Collected data =>
◆ ◆ ◆ ◆ ◆ ◆ ◆

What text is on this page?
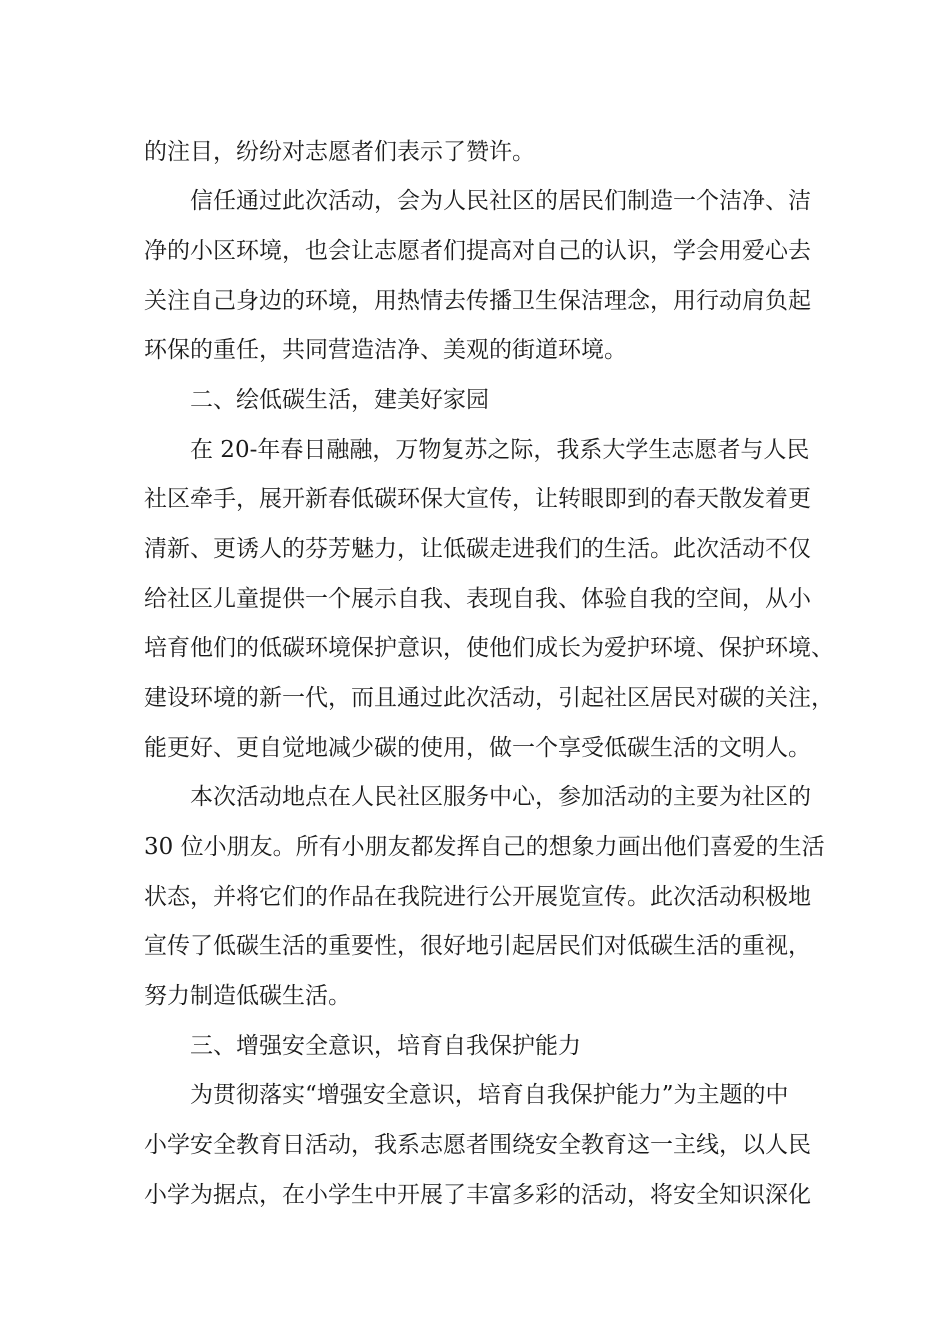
的注目，纷纷对志愿者们表示了赞许。
信任通过此次活动，会为人民社区的居民们制造一个洁净、洁
净的小区环境，也会让志愿者们提高对自己的认识，学会用爱心去
关注自己身边的环境，用热情去传播卫生保洁理念，用行动肩负起
环保的重任，共同营造洁净、美观的街道环境。
二、绘低碳生活，建美好家园
在 20-年春日融融，万物复苏之际，我系大学生志愿者与人民
社区牵手，展开新春低碳环保大宣传，让转眼即到的春天散发着更
清新、更诱人的芬芳魅力，让低碳走进我们的生活。此次活动不仅
给社区儿童提供一个展示自我、表现自我、体验自我的空间，从小
培育他们的低碳环境保护意识，使他们成长为爱护环境、保护环境、
建设环境的新一代，而且通过此次活动，引起社区居民对碳的关注，
能更好、更自觉地减少碳的使用，做一个享受低碳生活的文明人。
本次活动地点在人民社区服务中心，参加活动的主要为社区的
30 位小朋友。所有小朋友都发挥自己的想象力画出他们喜爱的生活
状态，并将它们的作品在我院进行公开展览宣传。此次活动积极地
宣传了低碳生活的重要性，很好地引起居民们对低碳生活的重视，
努力制造低碳生活。
三、增强安全意识，培育自我保护能力
为贯彻落实“增强安全意识，培育自我保护能力”为主题的中
小学安全教育日活动，我系志愿者围绕安全教育这一主线，以人民
小学为据点，在小学生中开展了丰富多彩的活动，将安全知识深化
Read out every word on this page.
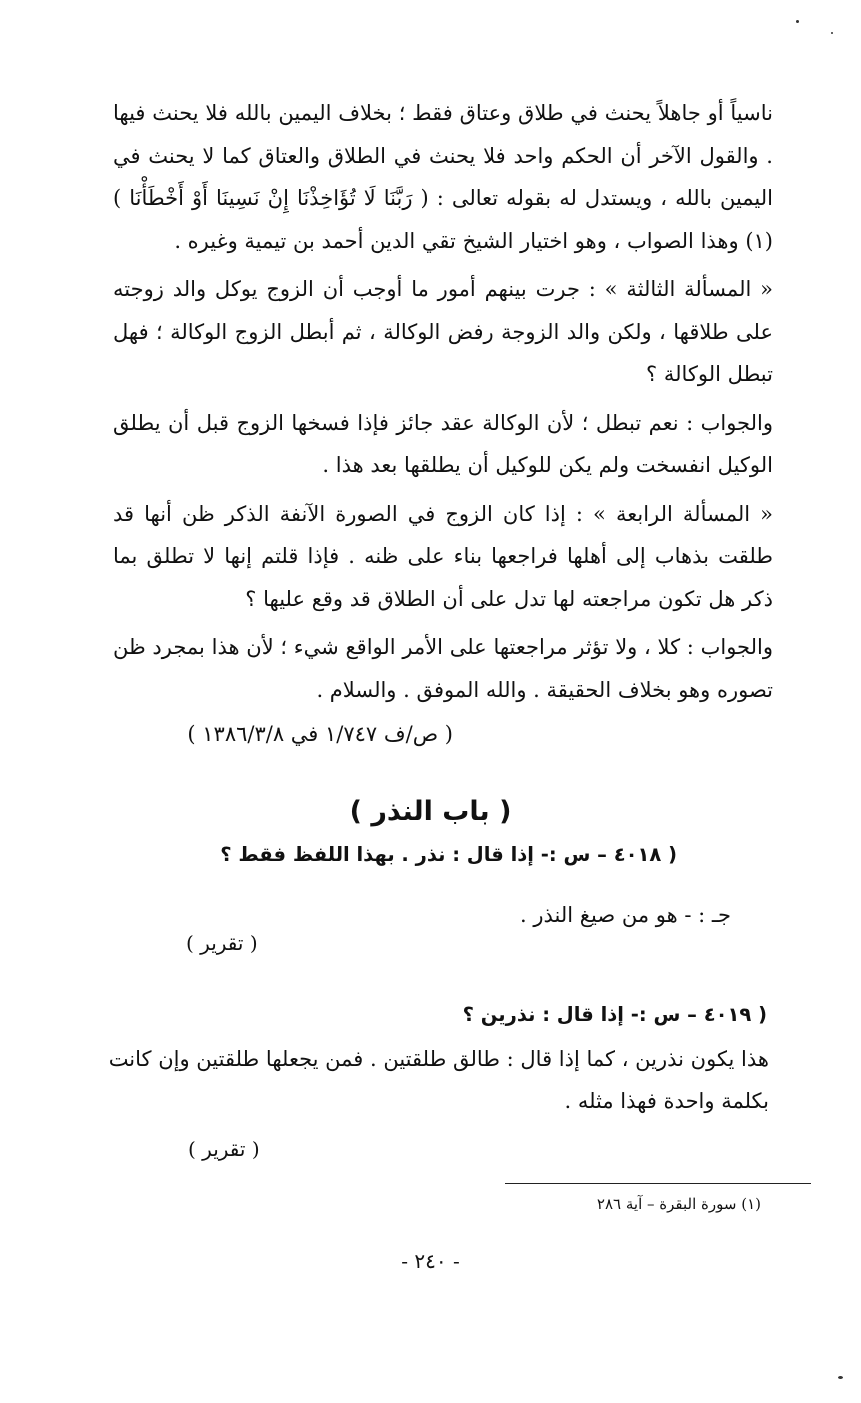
ناسياً أو جاهلاً يحنث في طلاق وعتاق فقط ؛ بخلاف اليمين بالله فلا يحنث فيها . والقول الآخر أن الحكم واحد فلا يحنث في الطلاق والعتاق كما لا يحنث في اليمين بالله ، ويستدل له بقوله تعالى : ( رَبَّنَا لَا تُؤَاخِذْنَا إِنْ نَسِينَا أَوْ أَخْطَأْنَا ) (١) وهذا الصواب ، وهو اختيار الشيخ تقي الدين أحمد بن تيمية وغيره .

« المسألة الثالثة » : جرت بينهم أمور ما أوجب أن الزوج يوكل والد زوجته على طلاقها ، ولكن والد الزوجة رفض الوكالة ، ثم أبطل الزوج الوكالة ؛ فهل تبطل الوكالة ؟

والجواب : نعم تبطل ؛ لأن الوكالة عقد جائز فإذا فسخها الزوج قبل أن يطلق الوكيل انفسخت ولم يكن للوكيل أن يطلقها بعد هذا .

« المسألة الرابعة » : إذا كان الزوج في الصورة الآنفة الذكر ظن أنها قد طلقت بذهاب إلى أهلها فراجعها بناء على ظنه . فإذا قلتم إنها لا تطلق بما ذكر هل تكون مراجعته لها تدل على أن الطلاق قد وقع عليها ؟

والجواب : كلا ، ولا تؤثر مراجعتها على الأمر الواقع شيء ؛ لأن هذا بمجرد ظن تصوره وهو بخلاف الحقيقة . والله الموفق . والسلام .

( ص/ف ١/٧٤٧ في ١٣٨٦/٣/٨ )
( باب النذر )
( ٤٠١٨ – س :- إذا قال : نذر . بهذا اللفظ فقط ؟
جـ : - هو من صيغ النذر .
( تقرير )
( ٤٠١٩ – س :- إذا قال : نذرين ؟
هذا يكون نذرين ، كما إذا قال : طالق طلقتين . فمن يجعلها طلقتين وإن كانت بكلمة واحدة فهذا مثله .
( تقرير )
(١) سورة البقرة – آية ٢٨٦
- ٢٤٠ -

◆ ◆ ◆ ◆ ◆ ◆ ◆

Every entry must be reproduced exactly, with the images left out.

What text is on this page?
的注目，纷纷对志愿者们表示了赞许。
信任通过此次活动，会为人民社区的居民们制造一个洁净、洁
净的小区环境，也会让志愿者们提高对自己的认识，学会用爱心去
关注自己身边的环境，用热情去传播卫生保洁理念，用行动肩负起
环保的重任，共同营造洁净、美观的街道环境。
二、绘低碳生活，建美好家园
在 20-年春日融融，万物复苏之际，我系大学生志愿者与人民
社区牵手，展开新春低碳环保大宣传，让转眼即到的春天散发着更
清新、更诱人的芬芳魅力，让低碳走进我们的生活。此次活动不仅
给社区儿童提供一个展示自我、表现自我、体验自我的空间，从小
培育他们的低碳环境保护意识，使他们成长为爱护环境、保护环境、
建设环境的新一代，而且通过此次活动，引起社区居民对碳的关注，
能更好、更自觉地减少碳的使用，做一个享受低碳生活的文明人。
本次活动地点在人民社区服务中心，参加活动的主要为社区的
30 位小朋友。所有小朋友都发挥自己的想象力画出他们喜爱的生活
状态，并将它们的作品在我院进行公开展览宣传。此次活动积极地
宣传了低碳生活的重要性，很好地引起居民们对低碳生活的重视，
努力制造低碳生活。
三、增强安全意识，培育自我保护能力
为贯彻落实“增强安全意识，培育自我保护能力”为主题的中
小学安全教育日活动，我系志愿者围绕安全教育这一主线，以人民
小学为据点，在小学生中开展了丰富多彩的活动，将安全知识深化
Read out every word on this page.
ناسياً أو جاهلاً يحنث في طلاق وعتاق فقط ؛ بخلاف اليمين بالله فلا يحنث فيها . والقول الآخر أن الحكم واحد فلا يحنث في الطلاق والعتاق كما لا يحنث في اليمين بالله ، ويستدل له بقوله تعالى : ( رَبَّنَا لَا تُؤَاخِذْنَا إِنْ نَسِينَا أَوْ أَخْطَأْنَا ) (١) وهذا الصواب ، وهو اختيار الشيخ تقي الدين أحمد بن تيمية وغيره .

« المسألة الثالثة » : جرت بينهم أمور ما أوجب أن الزوج يوكل والد زوجته على طلاقها ، ولكن والد الزوجة رفض الوكالة ، ثم أبطل الزوج الوكالة ؛ فهل تبطل الوكالة ؟

والجواب : نعم تبطل ؛ لأن الوكالة عقد جائز فإذا فسخها الزوج قبل أن يطلق الوكيل انفسخت ولم يكن للوكيل أن يطلقها بعد هذا .

« المسألة الرابعة » : إذا كان الزوج في الصورة الآنفة الذكر ظن أنها قد طلقت بذهاب إلى أهلها فراجعها بناء على ظنه . فإذا قلتم إنها لا تطلق بما ذكر هل تكون مراجعته لها تدل على أن الطلاق قد وقع عليها ؟

والجواب : كلا ، ولا تؤثر مراجعتها على الأمر الواقع شيء ؛ لأن هذا بمجرد ظن تصوره وهو بخلاف الحقيقة . والله الموفق . والسلام .

( ص/ف ١/٧٤٧ في ١٣٨٦/٣/٨ )
( باب النذر )
( ٤٠١٨ – س :- إذا قال : نذر . بهذا اللفظ فقط ؟
جـ : - هو من صيغ النذر .
( تقرير )
( ٤٠١٩ – س :- إذا قال : نذرين ؟
هذا يكون نذرين ، كما إذا قال : طالق طلقتين . فمن يجعلها طلقتين وإن كانت بكلمة واحدة فهذا مثله .
( تقرير )
(١) سورة البقرة – آية ٢٨٦
- ٢٤٠ -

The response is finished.